═════ Materials provided ═════

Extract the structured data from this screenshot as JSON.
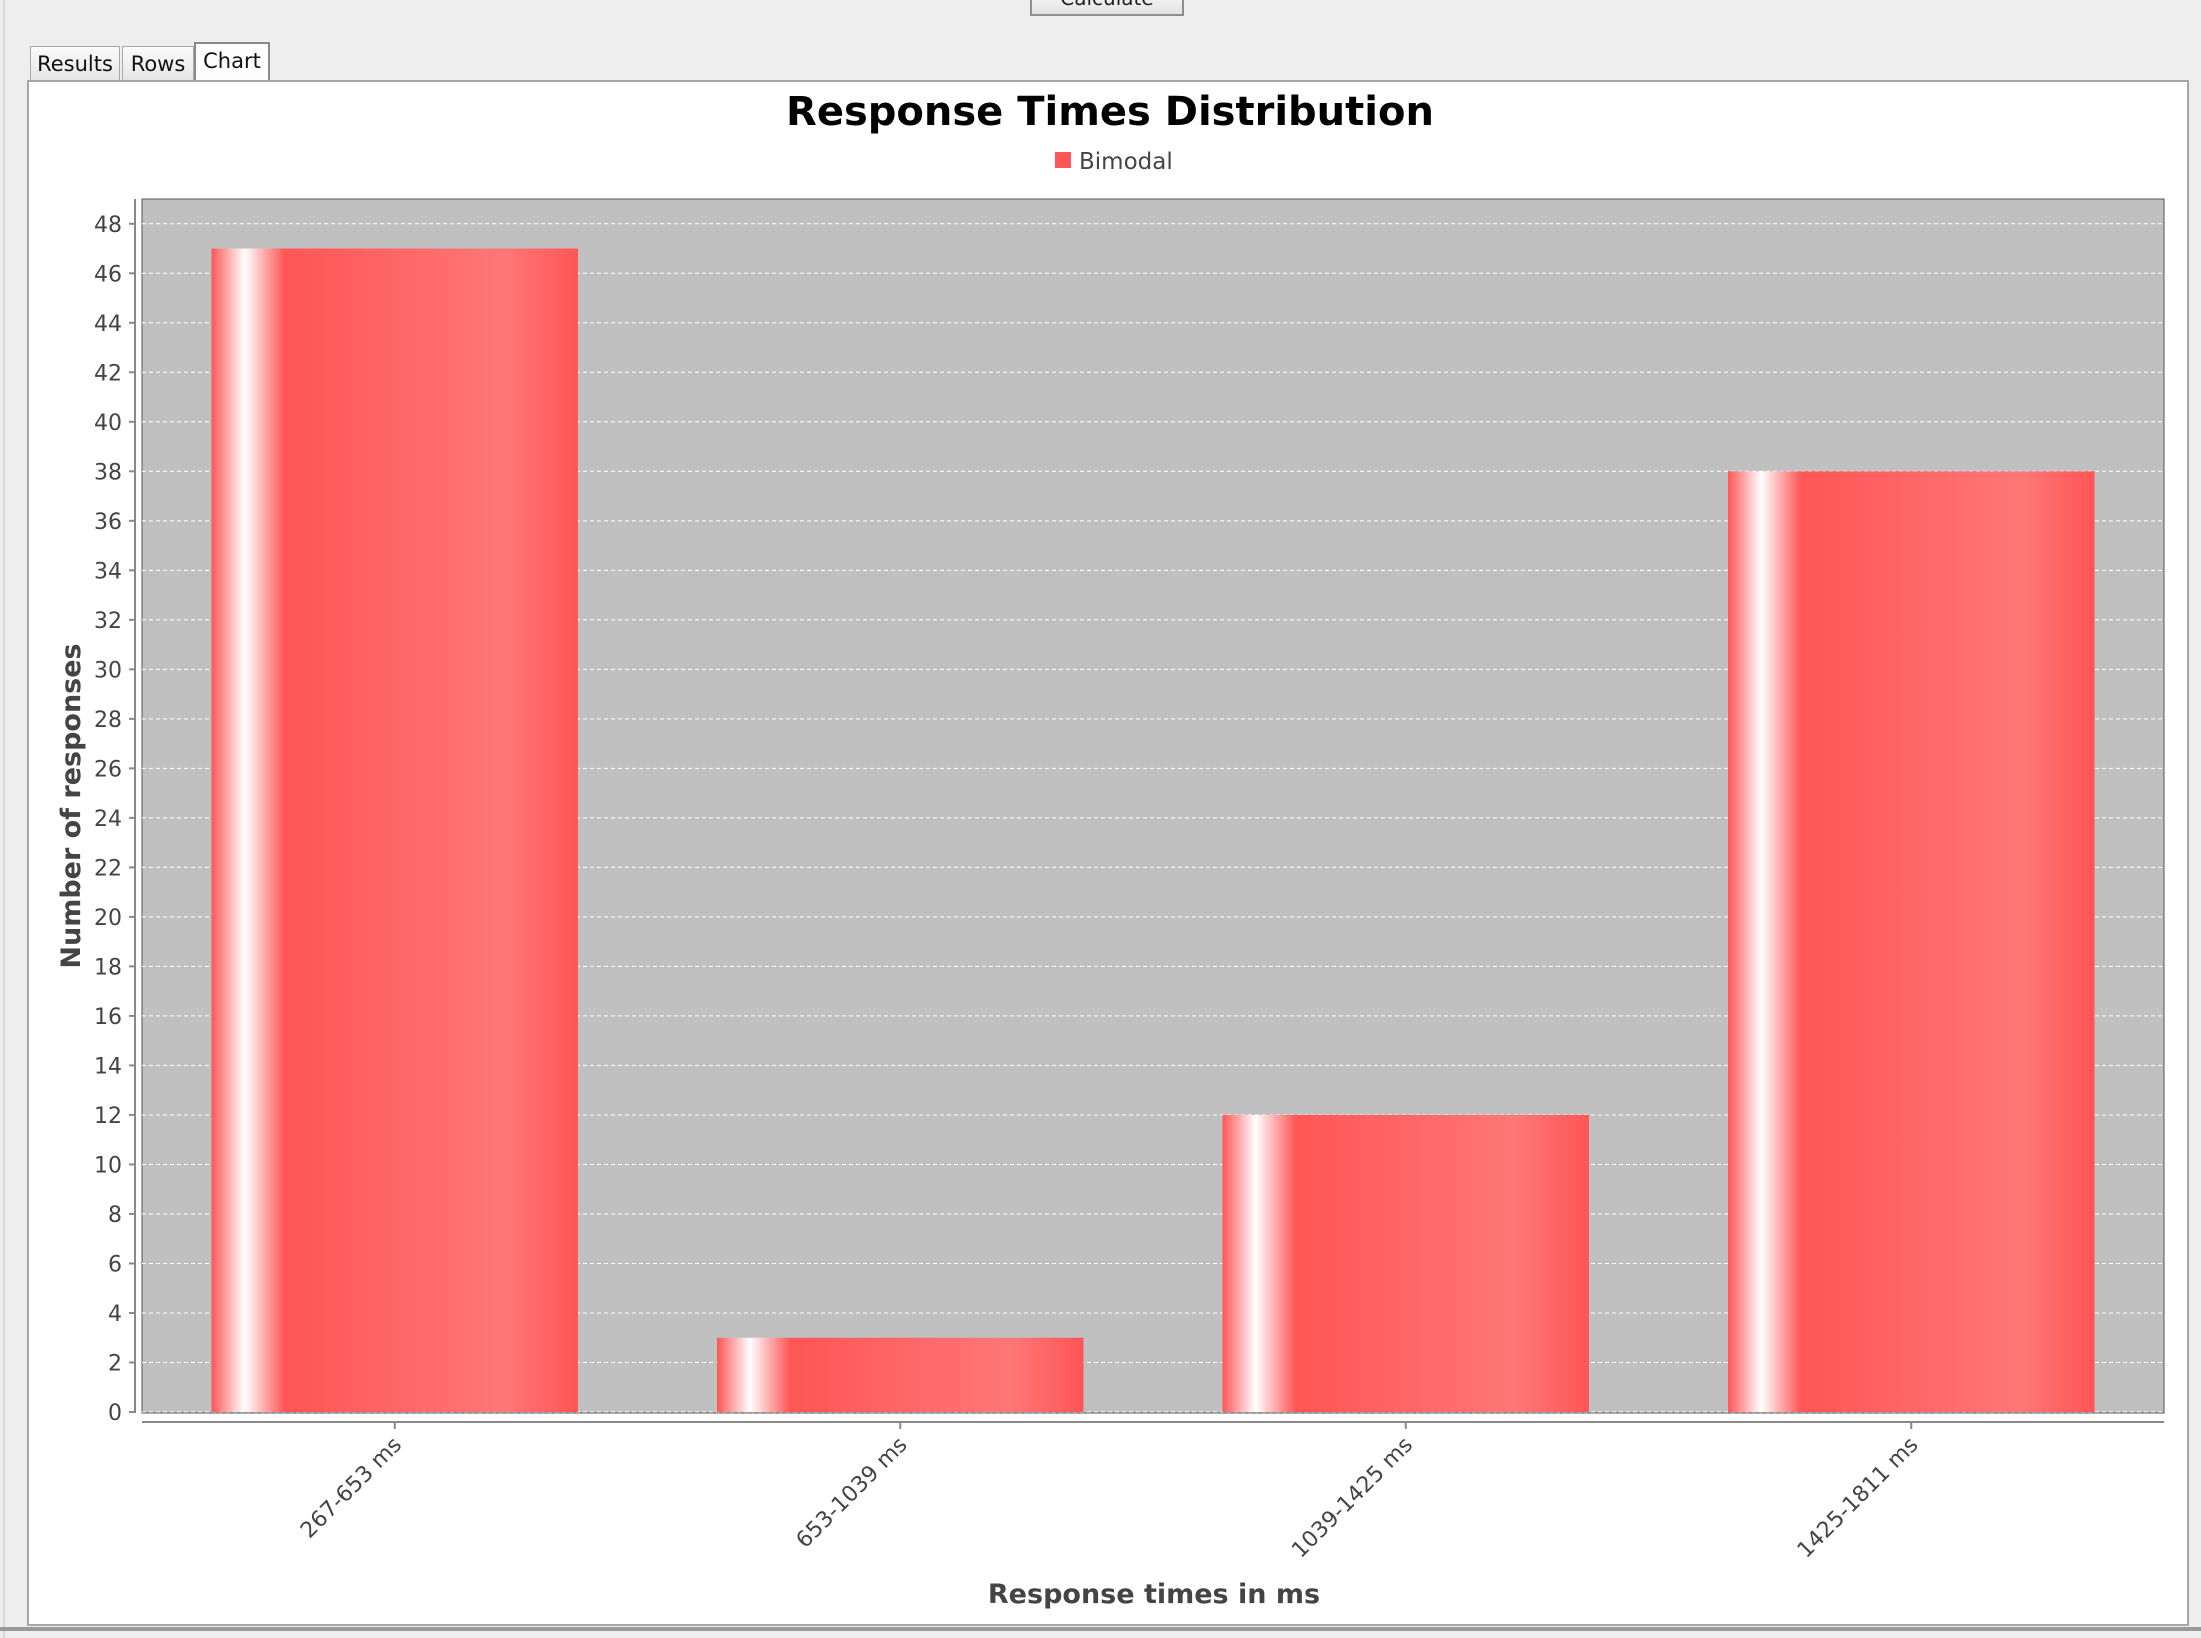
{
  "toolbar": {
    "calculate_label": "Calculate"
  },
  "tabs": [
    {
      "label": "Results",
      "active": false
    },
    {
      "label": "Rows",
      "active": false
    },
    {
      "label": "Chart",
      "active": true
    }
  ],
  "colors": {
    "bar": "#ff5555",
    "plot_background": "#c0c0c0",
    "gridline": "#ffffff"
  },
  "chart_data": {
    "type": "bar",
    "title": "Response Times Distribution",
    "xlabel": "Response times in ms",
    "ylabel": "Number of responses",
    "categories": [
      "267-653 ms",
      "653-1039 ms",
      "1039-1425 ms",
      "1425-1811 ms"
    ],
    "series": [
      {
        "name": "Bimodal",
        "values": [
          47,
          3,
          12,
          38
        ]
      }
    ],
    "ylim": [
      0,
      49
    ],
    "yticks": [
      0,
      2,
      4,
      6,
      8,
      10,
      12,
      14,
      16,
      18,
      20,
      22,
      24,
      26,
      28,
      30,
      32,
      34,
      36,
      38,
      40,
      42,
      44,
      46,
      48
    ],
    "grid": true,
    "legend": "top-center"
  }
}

═════

→ What you are asked to do: Return all of the entries exactly as written, but drop any pictures they hold.

→ Expected answer:
Extract the structured data from this screenshot as JSON.
{
  "toolbar": {
    "calculate_label": "Calculate"
  },
  "tabs": [
    {
      "label": "Results",
      "active": false
    },
    {
      "label": "Rows",
      "active": false
    },
    {
      "label": "Chart",
      "active": true
    }
  ],
  "colors": {
    "bar": "#ff5555",
    "plot_background": "#c0c0c0",
    "gridline": "#ffffff"
  },
  "chart_data": {
    "type": "bar",
    "title": "Response Times Distribution",
    "xlabel": "Response times in ms",
    "ylabel": "Number of responses",
    "categories": [
      "267-653 ms",
      "653-1039 ms",
      "1039-1425 ms",
      "1425-1811 ms"
    ],
    "series": [
      {
        "name": "Bimodal",
        "values": [
          47,
          3,
          12,
          38
        ]
      }
    ],
    "ylim": [
      0,
      49
    ],
    "yticks": [
      0,
      2,
      4,
      6,
      8,
      10,
      12,
      14,
      16,
      18,
      20,
      22,
      24,
      26,
      28,
      30,
      32,
      34,
      36,
      38,
      40,
      42,
      44,
      46,
      48
    ],
    "grid": true,
    "legend": "top-center"
  }
}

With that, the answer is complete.